━━━━━ Material provided

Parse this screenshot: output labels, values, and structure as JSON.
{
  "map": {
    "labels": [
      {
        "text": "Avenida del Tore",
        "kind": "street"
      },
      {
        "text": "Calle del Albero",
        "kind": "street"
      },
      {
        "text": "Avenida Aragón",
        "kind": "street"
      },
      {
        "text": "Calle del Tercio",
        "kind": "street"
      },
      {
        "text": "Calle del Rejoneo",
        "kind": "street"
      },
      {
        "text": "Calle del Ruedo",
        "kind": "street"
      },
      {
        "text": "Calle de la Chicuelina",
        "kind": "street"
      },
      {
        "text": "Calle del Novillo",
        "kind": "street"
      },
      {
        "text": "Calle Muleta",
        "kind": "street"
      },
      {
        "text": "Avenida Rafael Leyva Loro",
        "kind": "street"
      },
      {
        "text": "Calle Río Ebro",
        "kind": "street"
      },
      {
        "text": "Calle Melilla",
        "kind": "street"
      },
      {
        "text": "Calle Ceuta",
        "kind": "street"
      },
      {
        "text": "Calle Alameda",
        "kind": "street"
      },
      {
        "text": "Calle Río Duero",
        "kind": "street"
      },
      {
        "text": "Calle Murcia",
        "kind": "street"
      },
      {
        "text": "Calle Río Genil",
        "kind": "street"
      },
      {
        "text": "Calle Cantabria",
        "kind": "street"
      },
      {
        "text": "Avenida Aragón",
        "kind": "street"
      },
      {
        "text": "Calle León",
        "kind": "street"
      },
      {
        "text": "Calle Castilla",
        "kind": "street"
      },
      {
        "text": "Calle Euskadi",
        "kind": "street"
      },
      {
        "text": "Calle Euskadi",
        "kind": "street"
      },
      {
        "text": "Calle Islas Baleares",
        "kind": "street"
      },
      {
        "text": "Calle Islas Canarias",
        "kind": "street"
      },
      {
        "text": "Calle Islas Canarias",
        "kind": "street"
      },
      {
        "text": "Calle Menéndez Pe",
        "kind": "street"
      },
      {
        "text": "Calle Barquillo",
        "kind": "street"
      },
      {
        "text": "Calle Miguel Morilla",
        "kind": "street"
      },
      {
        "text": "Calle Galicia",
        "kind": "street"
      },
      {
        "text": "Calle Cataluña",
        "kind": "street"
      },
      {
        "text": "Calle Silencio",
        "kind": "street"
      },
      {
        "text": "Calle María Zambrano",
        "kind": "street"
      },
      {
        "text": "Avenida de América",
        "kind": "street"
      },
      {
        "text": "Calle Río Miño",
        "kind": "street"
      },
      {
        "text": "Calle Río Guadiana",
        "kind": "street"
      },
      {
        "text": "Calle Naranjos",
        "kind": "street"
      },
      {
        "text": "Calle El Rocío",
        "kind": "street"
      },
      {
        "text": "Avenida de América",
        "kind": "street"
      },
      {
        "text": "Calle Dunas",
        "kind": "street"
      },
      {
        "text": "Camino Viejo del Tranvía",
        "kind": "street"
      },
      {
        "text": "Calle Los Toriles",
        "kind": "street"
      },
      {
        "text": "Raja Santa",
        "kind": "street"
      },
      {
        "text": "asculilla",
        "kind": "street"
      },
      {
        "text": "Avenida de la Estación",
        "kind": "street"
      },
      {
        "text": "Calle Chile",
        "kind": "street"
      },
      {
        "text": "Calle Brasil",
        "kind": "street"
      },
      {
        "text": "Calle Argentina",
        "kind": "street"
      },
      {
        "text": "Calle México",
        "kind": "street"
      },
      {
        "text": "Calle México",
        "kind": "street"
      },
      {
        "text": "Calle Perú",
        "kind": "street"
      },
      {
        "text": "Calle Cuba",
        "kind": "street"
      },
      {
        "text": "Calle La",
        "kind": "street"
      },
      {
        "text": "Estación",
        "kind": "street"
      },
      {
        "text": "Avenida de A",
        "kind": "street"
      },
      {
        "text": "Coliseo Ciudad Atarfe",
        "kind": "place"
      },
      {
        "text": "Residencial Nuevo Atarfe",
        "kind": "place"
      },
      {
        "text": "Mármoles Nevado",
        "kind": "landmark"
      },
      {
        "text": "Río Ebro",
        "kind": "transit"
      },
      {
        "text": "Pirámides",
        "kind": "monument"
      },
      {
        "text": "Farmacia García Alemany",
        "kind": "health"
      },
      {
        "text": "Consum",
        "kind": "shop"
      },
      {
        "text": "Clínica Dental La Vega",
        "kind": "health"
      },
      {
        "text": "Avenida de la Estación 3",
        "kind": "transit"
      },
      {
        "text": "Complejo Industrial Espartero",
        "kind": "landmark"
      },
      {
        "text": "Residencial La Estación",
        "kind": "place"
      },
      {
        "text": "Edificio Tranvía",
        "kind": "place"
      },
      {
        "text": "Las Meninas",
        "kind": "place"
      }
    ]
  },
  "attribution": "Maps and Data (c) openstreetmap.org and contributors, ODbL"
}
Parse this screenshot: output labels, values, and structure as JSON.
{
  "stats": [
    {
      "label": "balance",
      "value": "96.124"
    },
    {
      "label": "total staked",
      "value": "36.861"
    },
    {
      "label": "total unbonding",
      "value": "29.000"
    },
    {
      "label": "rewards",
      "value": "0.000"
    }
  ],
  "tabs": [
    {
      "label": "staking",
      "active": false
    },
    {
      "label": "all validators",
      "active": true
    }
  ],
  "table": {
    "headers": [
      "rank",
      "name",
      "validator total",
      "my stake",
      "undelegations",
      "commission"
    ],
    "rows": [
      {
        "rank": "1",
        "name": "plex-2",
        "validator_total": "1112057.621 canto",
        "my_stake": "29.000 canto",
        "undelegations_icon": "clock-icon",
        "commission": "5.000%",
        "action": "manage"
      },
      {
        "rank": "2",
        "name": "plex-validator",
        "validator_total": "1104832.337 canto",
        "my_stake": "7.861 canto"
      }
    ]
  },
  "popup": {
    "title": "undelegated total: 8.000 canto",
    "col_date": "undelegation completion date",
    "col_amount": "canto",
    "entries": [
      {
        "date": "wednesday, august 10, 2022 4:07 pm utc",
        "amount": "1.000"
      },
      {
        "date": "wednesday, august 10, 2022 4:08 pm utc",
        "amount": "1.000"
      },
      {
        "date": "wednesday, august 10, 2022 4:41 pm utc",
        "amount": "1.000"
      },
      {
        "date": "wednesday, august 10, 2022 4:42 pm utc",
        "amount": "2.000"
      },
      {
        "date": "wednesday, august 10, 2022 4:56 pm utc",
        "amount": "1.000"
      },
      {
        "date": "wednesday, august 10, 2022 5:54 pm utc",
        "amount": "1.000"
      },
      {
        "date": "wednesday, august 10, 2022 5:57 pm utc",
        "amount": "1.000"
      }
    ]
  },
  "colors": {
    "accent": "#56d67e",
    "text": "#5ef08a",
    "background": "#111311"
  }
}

━━━━━━━━━━

Write down the full listing again, exactly.

Parse this screenshot: output labels, values, and structure as JSON.
{
  "map": {
    "labels": [
      {
        "text": "Avenida del Tore",
        "kind": "street"
      },
      {
        "text": "Calle del Albero",
        "kind": "street"
      },
      {
        "text": "Avenida Aragón",
        "kind": "street"
      },
      {
        "text": "Calle del Tercio",
        "kind": "street"
      },
      {
        "text": "Calle del Rejoneo",
        "kind": "street"
      },
      {
        "text": "Calle del Ruedo",
        "kind": "street"
      },
      {
        "text": "Calle de la Chicuelina",
        "kind": "street"
      },
      {
        "text": "Calle del Novillo",
        "kind": "street"
      },
      {
        "text": "Calle Muleta",
        "kind": "street"
      },
      {
        "text": "Avenida Rafael Leyva Loro",
        "kind": "street"
      },
      {
        "text": "Calle Río Ebro",
        "kind": "street"
      },
      {
        "text": "Calle Melilla",
        "kind": "street"
      },
      {
        "text": "Calle Ceuta",
        "kind": "street"
      },
      {
        "text": "Calle Alameda",
        "kind": "street"
      },
      {
        "text": "Calle Río Duero",
        "kind": "street"
      },
      {
        "text": "Calle Murcia",
        "kind": "street"
      },
      {
        "text": "Calle Río Genil",
        "kind": "street"
      },
      {
        "text": "Calle Cantabria",
        "kind": "street"
      },
      {
        "text": "Avenida Aragón",
        "kind": "street"
      },
      {
        "text": "Calle León",
        "kind": "street"
      },
      {
        "text": "Calle Castilla",
        "kind": "street"
      },
      {
        "text": "Calle Euskadi",
        "kind": "street"
      },
      {
        "text": "Calle Euskadi",
        "kind": "street"
      },
      {
        "text": "Calle Islas Baleares",
        "kind": "street"
      },
      {
        "text": "Calle Islas Canarias",
        "kind": "street"
      },
      {
        "text": "Calle Islas Canarias",
        "kind": "street"
      },
      {
        "text": "Calle Menéndez Pe",
        "kind": "street"
      },
      {
        "text": "Calle Barquillo",
        "kind": "street"
      },
      {
        "text": "Calle Miguel Morilla",
        "kind": "street"
      },
      {
        "text": "Calle Galicia",
        "kind": "street"
      },
      {
        "text": "Calle Cataluña",
        "kind": "street"
      },
      {
        "text": "Calle Silencio",
        "kind": "street"
      },
      {
        "text": "Calle María Zambrano",
        "kind": "street"
      },
      {
        "text": "Avenida de América",
        "kind": "street"
      },
      {
        "text": "Calle Río Miño",
        "kind": "street"
      },
      {
        "text": "Calle Río Guadiana",
        "kind": "street"
      },
      {
        "text": "Calle Naranjos",
        "kind": "street"
      },
      {
        "text": "Calle El Rocío",
        "kind": "street"
      },
      {
        "text": "Avenida de América",
        "kind": "street"
      },
      {
        "text": "Calle Dunas",
        "kind": "street"
      },
      {
        "text": "Camino Viejo del Tranvía",
        "kind": "street"
      },
      {
        "text": "Calle Los Toriles",
        "kind": "street"
      },
      {
        "text": "Raja Santa",
        "kind": "street"
      },
      {
        "text": "asculilla",
        "kind": "street"
      },
      {
        "text": "Avenida de la Estación",
        "kind": "street"
      },
      {
        "text": "Calle Chile",
        "kind": "street"
      },
      {
        "text": "Calle Brasil",
        "kind": "street"
      },
      {
        "text": "Calle Argentina",
        "kind": "street"
      },
      {
        "text": "Calle México",
        "kind": "street"
      },
      {
        "text": "Calle México",
        "kind": "street"
      },
      {
        "text": "Calle Perú",
        "kind": "street"
      },
      {
        "text": "Calle Cuba",
        "kind": "street"
      },
      {
        "text": "Calle La",
        "kind": "street"
      },
      {
        "text": "Estación",
        "kind": "street"
      },
      {
        "text": "Avenida de A",
        "kind": "street"
      },
      {
        "text": "Coliseo Ciudad Atarfe",
        "kind": "place"
      },
      {
        "text": "Residencial Nuevo Atarfe",
        "kind": "place"
      },
      {
        "text": "Mármoles Nevado",
        "kind": "landmark"
      },
      {
        "text": "Río Ebro",
        "kind": "transit"
      },
      {
        "text": "Pirámides",
        "kind": "monument"
      },
      {
        "text": "Farmacia García Alemany",
        "kind": "health"
      },
      {
        "text": "Consum",
        "kind": "shop"
      },
      {
        "text": "Clínica Dental La Vega",
        "kind": "health"
      },
      {
        "text": "Avenida de la Estación 3",
        "kind": "transit"
      },
      {
        "text": "Complejo Industrial Espartero",
        "kind": "landmark"
      },
      {
        "text": "Residencial La Estación",
        "kind": "place"
      },
      {
        "text": "Edificio Tranvía",
        "kind": "place"
      },
      {
        "text": "Las Meninas",
        "kind": "place"
      }
    ]
  },
  "attribution": "Maps and Data (c) openstreetmap.org and contributors, ODbL"
}
Parse this screenshot: output labels, values, and structure as JSON.
{
  "stats": [
    {
      "label": "balance",
      "value": "96.124"
    },
    {
      "label": "total staked",
      "value": "36.861"
    },
    {
      "label": "total unbonding",
      "value": "29.000"
    },
    {
      "label": "rewards",
      "value": "0.000"
    }
  ],
  "tabs": [
    {
      "label": "staking",
      "active": false
    },
    {
      "label": "all validators",
      "active": true
    }
  ],
  "table": {
    "headers": [
      "rank",
      "name",
      "validator total",
      "my stake",
      "undelegations",
      "commission"
    ],
    "rows": [
      {
        "rank": "1",
        "name": "plex-2",
        "validator_total": "1112057.621 canto",
        "my_stake": "29.000 canto",
        "undelegations_icon": "clock-icon",
        "commission": "5.000%",
        "action": "manage"
      },
      {
        "rank": "2",
        "name": "plex-validator",
        "validator_total": "1104832.337 canto",
        "my_stake": "7.861 canto"
      }
    ]
  },
  "popup": {
    "title": "undelegated total: 8.000 canto",
    "col_date": "undelegation completion date",
    "col_amount": "canto",
    "entries": [
      {
        "date": "wednesday, august 10, 2022 4:07 pm utc",
        "amount": "1.000"
      },
      {
        "date": "wednesday, august 10, 2022 4:08 pm utc",
        "amount": "1.000"
      },
      {
        "date": "wednesday, august 10, 2022 4:41 pm utc",
        "amount": "1.000"
      },
      {
        "date": "wednesday, august 10, 2022 4:42 pm utc",
        "amount": "2.000"
      },
      {
        "date": "wednesday, august 10, 2022 4:56 pm utc",
        "amount": "1.000"
      },
      {
        "date": "wednesday, august 10, 2022 5:54 pm utc",
        "amount": "1.000"
      },
      {
        "date": "wednesday, august 10, 2022 5:57 pm utc",
        "amount": "1.000"
      }
    ]
  },
  "colors": {
    "accent": "#56d67e",
    "text": "#5ef08a",
    "background": "#111311"
  }
}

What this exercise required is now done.